• _Provided text_
——

From the EDSO OHV Unit:
Look what’s being added to the trail this year! The Jeep Corporation has donated a new Jeep to the Sheriff’s Office for patrolling the Rubicon. In a statement released by the Jeep Corporation:
“The Rubicon Trail is a home away from home for Jeep and the hallmark for proving Jeep capability. Mark A. Smith referred to the 3 E’s of the Rubicon Trail – Engineering, Education, and Enforcement — all important components to the trail. At Jeep we wanted to do our part to support this dream and contribute to Mark’s vision for the Rubicon Trail. As a thank you to Mark, as a thank you to his family, as a tribute to his legacy and in Mark’s honor, Jeep has presented a 2015 Jeep Rubicon – Mark A. Smith Special Edition to the El Dorado County Sheriff’s Department”.
Mark A. Smith was an El Dorado County Deputy Sheriff from 1953 to 1955.

——

• _Records provided_
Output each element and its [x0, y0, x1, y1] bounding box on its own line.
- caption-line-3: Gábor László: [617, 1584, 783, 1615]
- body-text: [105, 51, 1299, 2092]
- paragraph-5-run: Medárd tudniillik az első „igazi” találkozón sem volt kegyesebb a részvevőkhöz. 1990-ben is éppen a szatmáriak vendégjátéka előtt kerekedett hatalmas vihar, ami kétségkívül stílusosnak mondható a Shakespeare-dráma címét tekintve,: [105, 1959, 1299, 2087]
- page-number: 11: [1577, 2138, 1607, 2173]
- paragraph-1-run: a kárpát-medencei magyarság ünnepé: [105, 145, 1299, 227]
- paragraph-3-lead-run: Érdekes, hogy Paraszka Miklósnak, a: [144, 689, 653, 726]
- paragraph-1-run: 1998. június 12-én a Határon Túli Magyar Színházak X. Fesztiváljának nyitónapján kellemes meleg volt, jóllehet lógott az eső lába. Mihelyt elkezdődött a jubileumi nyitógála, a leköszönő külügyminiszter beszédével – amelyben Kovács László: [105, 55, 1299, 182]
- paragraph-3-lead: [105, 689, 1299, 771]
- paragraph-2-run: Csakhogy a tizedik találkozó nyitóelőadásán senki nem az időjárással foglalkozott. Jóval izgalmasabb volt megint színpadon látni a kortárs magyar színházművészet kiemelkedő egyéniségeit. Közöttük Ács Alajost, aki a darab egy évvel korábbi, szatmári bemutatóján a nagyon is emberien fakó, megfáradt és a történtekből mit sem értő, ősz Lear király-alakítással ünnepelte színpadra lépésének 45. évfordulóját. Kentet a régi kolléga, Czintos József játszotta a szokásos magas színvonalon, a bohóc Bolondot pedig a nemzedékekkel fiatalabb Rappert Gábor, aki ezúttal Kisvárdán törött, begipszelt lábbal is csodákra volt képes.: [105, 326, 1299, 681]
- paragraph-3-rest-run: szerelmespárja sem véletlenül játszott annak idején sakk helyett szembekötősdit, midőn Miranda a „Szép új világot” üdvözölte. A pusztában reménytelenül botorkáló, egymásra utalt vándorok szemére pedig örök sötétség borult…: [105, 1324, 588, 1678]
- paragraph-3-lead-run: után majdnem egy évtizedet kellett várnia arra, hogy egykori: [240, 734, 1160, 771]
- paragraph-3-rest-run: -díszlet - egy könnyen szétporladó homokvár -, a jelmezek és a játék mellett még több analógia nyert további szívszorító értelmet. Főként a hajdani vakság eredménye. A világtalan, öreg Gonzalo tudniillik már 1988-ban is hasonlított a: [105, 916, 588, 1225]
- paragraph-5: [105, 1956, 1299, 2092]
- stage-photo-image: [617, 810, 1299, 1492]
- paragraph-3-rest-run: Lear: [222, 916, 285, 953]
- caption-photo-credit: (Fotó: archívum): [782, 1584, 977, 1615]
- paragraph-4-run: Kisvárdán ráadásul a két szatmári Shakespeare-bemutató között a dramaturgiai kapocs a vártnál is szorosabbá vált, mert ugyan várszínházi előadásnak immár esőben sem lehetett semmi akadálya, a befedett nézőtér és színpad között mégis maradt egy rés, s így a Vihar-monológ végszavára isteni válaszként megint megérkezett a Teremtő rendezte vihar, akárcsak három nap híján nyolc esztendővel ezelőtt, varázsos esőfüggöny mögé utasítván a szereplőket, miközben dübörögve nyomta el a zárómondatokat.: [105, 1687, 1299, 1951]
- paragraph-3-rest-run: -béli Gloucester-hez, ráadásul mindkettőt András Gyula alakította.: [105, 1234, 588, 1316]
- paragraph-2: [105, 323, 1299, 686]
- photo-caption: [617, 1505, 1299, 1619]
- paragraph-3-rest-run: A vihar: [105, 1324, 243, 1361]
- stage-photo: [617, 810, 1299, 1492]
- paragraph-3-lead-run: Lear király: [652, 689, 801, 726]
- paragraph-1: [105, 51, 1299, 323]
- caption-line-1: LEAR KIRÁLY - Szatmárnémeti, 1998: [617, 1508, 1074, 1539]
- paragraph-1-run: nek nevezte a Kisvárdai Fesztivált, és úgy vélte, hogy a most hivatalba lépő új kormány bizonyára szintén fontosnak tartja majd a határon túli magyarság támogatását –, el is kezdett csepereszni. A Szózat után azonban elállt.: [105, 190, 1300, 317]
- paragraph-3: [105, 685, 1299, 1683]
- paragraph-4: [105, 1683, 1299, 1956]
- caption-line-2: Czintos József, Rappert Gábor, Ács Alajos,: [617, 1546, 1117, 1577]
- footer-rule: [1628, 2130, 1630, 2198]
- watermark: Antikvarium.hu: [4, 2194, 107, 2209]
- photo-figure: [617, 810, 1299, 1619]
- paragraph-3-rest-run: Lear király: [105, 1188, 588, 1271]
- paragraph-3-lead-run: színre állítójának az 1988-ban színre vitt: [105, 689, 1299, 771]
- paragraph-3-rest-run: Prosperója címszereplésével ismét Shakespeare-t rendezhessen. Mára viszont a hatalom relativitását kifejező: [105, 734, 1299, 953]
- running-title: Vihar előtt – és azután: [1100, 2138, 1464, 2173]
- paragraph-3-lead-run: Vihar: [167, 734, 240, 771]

——

• _Required tasks_
1. From the Rubicon Trail Jeep announcement above, extract the passage that begins at the words "From the EDSO" and stops after the words "1953 to 1955.".
2. Answer these from the Rubicon Trail Jeep announcement:
(a) What model year is the Jeep presented to the sheriff's office?
(b) What are the 3 E's of the Rubicon Trail?
(c) During which years was Mark A. Smith an El Dorado County Deputy Sheriff?
3. Write what follows the last sentence of the Rubicon Trail Jeep announcement.

• _Responses to the tasks_
1.
From the EDSO OHV Unit:
Look what’s being added to the trail this year! The Jeep Corporation has donated a new Jeep to the Sheriff’s Office for patrolling the Rubicon. In a statement released by the Jeep Corporation:
“The Rubicon Trail is a home away from home for Jeep and the hallmark for proving Jeep capability. Mark A. Smith referred to the 3 E’s of the Rubicon Trail – Engineering, Education, and Enforcement — all important components to the trail. At Jeep we wanted to do our part to support this dream and contribute to Mark’s vision for the Rubicon Trail. As a thank you to Mark, as a thank you to his family, as a tribute to his legacy and in Mark’s honor, Jeep has presented a 2015 Jeep Rubicon – Mark A. Smith Special Edition to the El Dorado County Sheriff’s Department”.
Mark A. Smith was an El Dorado County Deputy Sheriff from 1953 to 1955.

2.
(a) 2015
(b) Engineering, Education, and Enforcement
(c) 1953 to 1955

3.
From a June 11, 2014 Sacramento Bee article by Robert Davila:
“Mr. Smith was a legendary outdoorsman who was widely credited with launching 4×4 off-roading as a sport more than 60 years ago and popularizing Jeeps as recreational vehicles. After settling in Georgetown in 1951, he worked with the local Rotary Club on a plan to bring visitors to the rugged El Dorado County community for an outing in Jeeps to boost the economy.
In 1953, he launched the Jeepers Jamboree, which drew more than four dozen 4×4 vehicles and 155 revelers for camping and driving along the Rubicon Trail, an old wagon route between Georgetown and Lake Tahoe. The annual event draws enthusiasts from all over the world in Jeep Wranglers – and Jeep-like Toyota Cruisers and British Land Rovers – that crawl over granite slabs and boulders to Rubicon Springs.
Artistic Photography by Tami
In 1982, Mr. Smith founded Jeep Jamboree USA to promote the activity nationwide as family friendly, off-road adventures for Jeeps only. He stepped down as “Jeepmaster” and a board member of the Jeepers Jamboree in 1992 and served as a consultant and ambassador for the Jeep division of Chrysler Corp. “Mark created the sport of Jeeping,” Umlauf said. “Before him, people just had their four-wheel vehicles and would go out by themselves. He created a community.”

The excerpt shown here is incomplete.